Texto:
----
Cartórios reagem e criticam CPI proposta na Alesc

Entidade contesta dados e diz que investigação carece de base técnica

Leticia Matos

Publicado em: 16 de abril de 2026

6 min.
Cartórios reagem e criticam CPI proposta na Alesc. - Imagem gerada por IA

Cartórios reagem e criticam CPI proposta na Alesc. - Imagem gerada por IA

A proposta de criação de uma Comissão Parlamentar de Inquérito (CPI) para investigar cartórios em Santa Catarina gerou reação da Associação dos Notários e Registradores de Santa Catarina (Anoreg/SC), que contestou a iniciativa e criticou o que considera falta de embasamento técnico.

A manifestação ocorre após reportagem mostrar que o deputado estadual Ivan Naatz (PL) afirma ter reunido assinaturas suficientes para instalar a CPI na Assembleia Legislativa (Alesc). A investigação proposta tem como foco denúncias de cobranças elevadas e possíveis distorções na remuneração de cartórios.
----
Dados de reconhecimento da estrutura de documentos:
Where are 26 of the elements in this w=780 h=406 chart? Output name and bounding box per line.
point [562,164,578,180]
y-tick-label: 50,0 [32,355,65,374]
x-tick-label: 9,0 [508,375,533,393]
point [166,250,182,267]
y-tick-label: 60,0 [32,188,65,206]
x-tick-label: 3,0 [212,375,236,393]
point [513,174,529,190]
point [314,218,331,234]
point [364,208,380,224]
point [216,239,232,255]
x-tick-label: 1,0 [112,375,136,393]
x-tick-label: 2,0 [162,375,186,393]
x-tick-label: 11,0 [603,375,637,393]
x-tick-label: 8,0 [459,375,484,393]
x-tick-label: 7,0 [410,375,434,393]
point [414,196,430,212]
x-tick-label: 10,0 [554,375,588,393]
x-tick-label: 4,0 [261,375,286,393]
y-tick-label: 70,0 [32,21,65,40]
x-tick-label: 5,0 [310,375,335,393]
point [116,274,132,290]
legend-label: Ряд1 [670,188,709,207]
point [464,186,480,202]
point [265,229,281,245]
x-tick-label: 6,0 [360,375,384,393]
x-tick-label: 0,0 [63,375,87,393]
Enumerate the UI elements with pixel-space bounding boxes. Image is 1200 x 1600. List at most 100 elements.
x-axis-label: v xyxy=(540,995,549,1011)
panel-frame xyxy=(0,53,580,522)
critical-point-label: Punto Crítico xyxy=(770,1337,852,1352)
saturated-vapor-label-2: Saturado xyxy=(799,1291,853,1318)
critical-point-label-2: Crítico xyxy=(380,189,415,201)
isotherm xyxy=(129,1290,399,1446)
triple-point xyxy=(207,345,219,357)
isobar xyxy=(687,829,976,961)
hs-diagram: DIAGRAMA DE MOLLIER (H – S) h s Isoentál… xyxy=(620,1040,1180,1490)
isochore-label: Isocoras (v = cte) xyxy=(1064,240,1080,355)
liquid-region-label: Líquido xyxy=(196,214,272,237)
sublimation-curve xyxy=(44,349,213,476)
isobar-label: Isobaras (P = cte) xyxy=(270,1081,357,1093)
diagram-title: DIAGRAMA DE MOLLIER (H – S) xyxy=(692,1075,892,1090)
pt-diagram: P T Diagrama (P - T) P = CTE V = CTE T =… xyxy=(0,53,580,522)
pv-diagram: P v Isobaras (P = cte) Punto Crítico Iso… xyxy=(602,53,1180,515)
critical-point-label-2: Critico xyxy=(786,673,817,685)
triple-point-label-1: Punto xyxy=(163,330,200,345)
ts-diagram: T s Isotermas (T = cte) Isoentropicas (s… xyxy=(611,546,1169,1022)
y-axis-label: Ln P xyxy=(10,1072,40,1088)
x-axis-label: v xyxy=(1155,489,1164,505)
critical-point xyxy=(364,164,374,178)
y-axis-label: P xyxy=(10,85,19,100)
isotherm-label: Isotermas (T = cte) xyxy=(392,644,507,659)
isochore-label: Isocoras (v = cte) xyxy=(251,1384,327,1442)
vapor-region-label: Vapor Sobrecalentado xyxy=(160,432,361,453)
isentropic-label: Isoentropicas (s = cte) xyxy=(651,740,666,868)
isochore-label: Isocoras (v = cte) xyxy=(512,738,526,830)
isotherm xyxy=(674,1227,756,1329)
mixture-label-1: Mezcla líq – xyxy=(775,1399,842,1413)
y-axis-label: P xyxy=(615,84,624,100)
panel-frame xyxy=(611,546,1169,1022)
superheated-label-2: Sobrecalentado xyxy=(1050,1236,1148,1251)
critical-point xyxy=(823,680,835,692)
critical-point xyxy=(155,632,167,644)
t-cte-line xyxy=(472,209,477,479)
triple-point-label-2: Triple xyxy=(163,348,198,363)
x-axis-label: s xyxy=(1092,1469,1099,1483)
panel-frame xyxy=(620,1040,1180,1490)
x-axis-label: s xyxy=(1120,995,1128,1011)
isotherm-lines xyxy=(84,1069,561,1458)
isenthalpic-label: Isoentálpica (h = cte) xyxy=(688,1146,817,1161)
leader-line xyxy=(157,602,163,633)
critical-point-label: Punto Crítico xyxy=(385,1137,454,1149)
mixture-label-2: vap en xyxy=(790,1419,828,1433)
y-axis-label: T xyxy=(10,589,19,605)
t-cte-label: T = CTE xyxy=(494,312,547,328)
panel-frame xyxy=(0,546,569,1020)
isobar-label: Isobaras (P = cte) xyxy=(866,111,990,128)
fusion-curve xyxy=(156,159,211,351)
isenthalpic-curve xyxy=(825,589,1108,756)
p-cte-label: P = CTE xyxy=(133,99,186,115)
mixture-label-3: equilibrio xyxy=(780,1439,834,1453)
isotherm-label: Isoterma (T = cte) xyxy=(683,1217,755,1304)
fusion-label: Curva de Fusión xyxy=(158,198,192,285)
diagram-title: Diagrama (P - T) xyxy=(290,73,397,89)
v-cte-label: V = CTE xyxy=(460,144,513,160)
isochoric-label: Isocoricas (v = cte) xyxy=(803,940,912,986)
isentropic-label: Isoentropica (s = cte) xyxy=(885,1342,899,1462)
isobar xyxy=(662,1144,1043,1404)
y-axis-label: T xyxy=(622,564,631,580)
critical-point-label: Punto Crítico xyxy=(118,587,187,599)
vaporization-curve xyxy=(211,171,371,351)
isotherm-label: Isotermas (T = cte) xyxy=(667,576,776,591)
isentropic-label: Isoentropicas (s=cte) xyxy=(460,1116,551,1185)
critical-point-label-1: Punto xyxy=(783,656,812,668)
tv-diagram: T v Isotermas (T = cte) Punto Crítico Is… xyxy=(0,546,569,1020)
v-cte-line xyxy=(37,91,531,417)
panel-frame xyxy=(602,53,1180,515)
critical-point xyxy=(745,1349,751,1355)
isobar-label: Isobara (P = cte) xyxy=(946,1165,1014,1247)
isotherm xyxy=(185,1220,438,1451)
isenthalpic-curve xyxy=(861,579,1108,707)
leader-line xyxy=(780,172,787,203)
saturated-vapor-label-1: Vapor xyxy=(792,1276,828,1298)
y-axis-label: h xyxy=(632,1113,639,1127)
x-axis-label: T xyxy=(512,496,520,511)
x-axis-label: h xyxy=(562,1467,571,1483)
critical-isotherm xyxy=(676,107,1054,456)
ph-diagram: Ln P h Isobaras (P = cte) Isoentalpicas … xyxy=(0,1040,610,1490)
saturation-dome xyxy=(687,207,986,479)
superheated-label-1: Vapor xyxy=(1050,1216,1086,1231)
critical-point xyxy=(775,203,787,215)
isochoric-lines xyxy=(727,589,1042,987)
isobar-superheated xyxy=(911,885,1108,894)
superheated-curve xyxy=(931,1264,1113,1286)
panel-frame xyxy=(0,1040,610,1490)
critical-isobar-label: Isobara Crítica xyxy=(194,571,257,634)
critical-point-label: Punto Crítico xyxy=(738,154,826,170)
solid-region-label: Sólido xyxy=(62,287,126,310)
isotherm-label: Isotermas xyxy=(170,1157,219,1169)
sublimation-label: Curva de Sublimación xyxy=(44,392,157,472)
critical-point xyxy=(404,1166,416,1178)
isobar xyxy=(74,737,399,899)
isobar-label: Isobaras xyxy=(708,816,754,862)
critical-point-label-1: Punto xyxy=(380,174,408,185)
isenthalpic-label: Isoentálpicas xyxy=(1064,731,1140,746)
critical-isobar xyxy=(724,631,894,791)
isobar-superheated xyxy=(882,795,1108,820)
----
Tarefa proposta 1: As afirmações (a), (b) e (c) concordam com a reportagem sobre a CPI dos cartórios? Responda sim ou não a cada uma e cite as palavras exatas do texto que decidem. (a) A Anoreg/SC apoiou a criação da CPI. (b) O deputado Ivan Naatz afirma ter reunido assinaturas suficientes para instalar a CPI. (c) A investigação proposta se concentra em denúncias de cobranças elevadas.
Tarefa proposta 2: Dê continuidade à reportagem sobre a CPI dos cartórios na Alesc, começando logo após o último parágrafo.

Espaço de resposta 1:
(a) Não: "contestou a iniciativa e criticou o que considera falta de embasamento técnico".
(b) Sim: "o deputado estadual Ivan Naatz (PL) afirma ter reunido assinaturas suficientes para instalar a CPI na Assembleia Legislativa (Alesc)".
(c) Sim: "tem como foco denúncias de cobranças elevadas e possíveis distorções na remuneração de cartórios".

Espaço de resposta 2:
Anoreg questiona dados e legalidade da CPI

Em nota oficial enviada ao Grupo SCTODODIA de Comunicação, a Anoreg/SC afirma que há “divulgação de dados imprecisos” sobre a atividade extrajudicial no estado e defende que o debate seja conduzido com base em informações verificáveis e critérios técnicos.

A entidade também critica diretamente a tentativa de abertura da CPI, argumentando que não haveria fato determinado ou indícios concretos que justifiquem a investigação, conforme exige a legislação.

Segundo a associação, a instauração de uma comissão com base em “percepções genéricas” pode levar à politização do tema e comprometer um debate que, na avaliação da entidade, exige rigor técnico e institucional.

Como funciona o sistema de cartórios

A Anoreg/SC destacou que os cartórios exercem um serviço público delegado, com fiscalização permanente do Poder Judiciário. De acordo com a entidade, a atividade é submetida a auditorias e mecanismos contínuos de controle.

Outro ponto levantado diz respeito aos valores cobrados pelos serviços. A associação afirma que as tarifas não são definidas pelos cartórios, mas estabelecidas por lei estadual, a partir de proposta do Tribunal de Justiça e aprovação do Legislativo.

A entidade ainda sustenta que Santa Catarina está entre os estados com menores custos no país nesse tipo de serviço.

Crítica ao autor da proposta

A nota também traz um contraponto político ao lembrar que a legislação que define as tarifas atuais foi aprovada com apoio de parlamentares — incluindo, segundo a entidade, o próprio autor da proposta de CPI.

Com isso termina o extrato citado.